### Source records
============================================================

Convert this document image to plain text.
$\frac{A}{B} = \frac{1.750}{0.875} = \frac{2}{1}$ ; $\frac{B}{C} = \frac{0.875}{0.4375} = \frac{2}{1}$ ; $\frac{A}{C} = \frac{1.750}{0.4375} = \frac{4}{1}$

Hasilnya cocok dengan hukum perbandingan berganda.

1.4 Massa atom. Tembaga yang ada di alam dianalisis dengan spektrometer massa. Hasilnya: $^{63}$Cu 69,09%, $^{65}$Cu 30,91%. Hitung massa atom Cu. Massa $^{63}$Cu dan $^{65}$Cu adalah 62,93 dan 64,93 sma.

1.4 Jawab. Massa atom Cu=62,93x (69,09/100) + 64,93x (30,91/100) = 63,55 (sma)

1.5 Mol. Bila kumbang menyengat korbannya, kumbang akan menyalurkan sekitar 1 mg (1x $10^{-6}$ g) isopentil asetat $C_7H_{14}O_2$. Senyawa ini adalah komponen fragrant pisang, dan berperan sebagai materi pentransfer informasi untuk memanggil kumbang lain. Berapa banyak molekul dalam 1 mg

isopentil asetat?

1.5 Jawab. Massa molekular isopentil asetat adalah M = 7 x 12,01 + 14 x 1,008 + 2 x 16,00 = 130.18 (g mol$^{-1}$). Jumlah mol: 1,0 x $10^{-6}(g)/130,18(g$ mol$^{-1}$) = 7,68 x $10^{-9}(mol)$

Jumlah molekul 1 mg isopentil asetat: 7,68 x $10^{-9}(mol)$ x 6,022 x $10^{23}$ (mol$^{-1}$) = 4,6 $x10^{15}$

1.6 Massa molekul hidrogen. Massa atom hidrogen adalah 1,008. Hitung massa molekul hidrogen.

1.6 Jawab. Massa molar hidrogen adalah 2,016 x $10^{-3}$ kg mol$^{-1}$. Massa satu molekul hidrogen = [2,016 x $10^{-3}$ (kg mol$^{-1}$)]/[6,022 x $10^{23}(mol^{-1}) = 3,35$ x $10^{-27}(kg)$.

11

============================================================

### What to work on
Track down the lines that include the word "hidrogen" and copy them.

### Completed task
1.6 Massa molekul hidrogen. Massa atom hidrogen adalah 1,008. Hitung massa molekul hidrogen.
1.6 Jawab. Massa molar hidrogen adalah 2,016 x $10^{-3}$ kg mol$^{-1}$. Massa satu molekul hidrogen = [2,016 x $10^{-3}$ (kg mol$^{-1}$)]/[6,022 x $10^{23}(mol^{-1}) = 3,35$ x $10^{-27}(kg)$.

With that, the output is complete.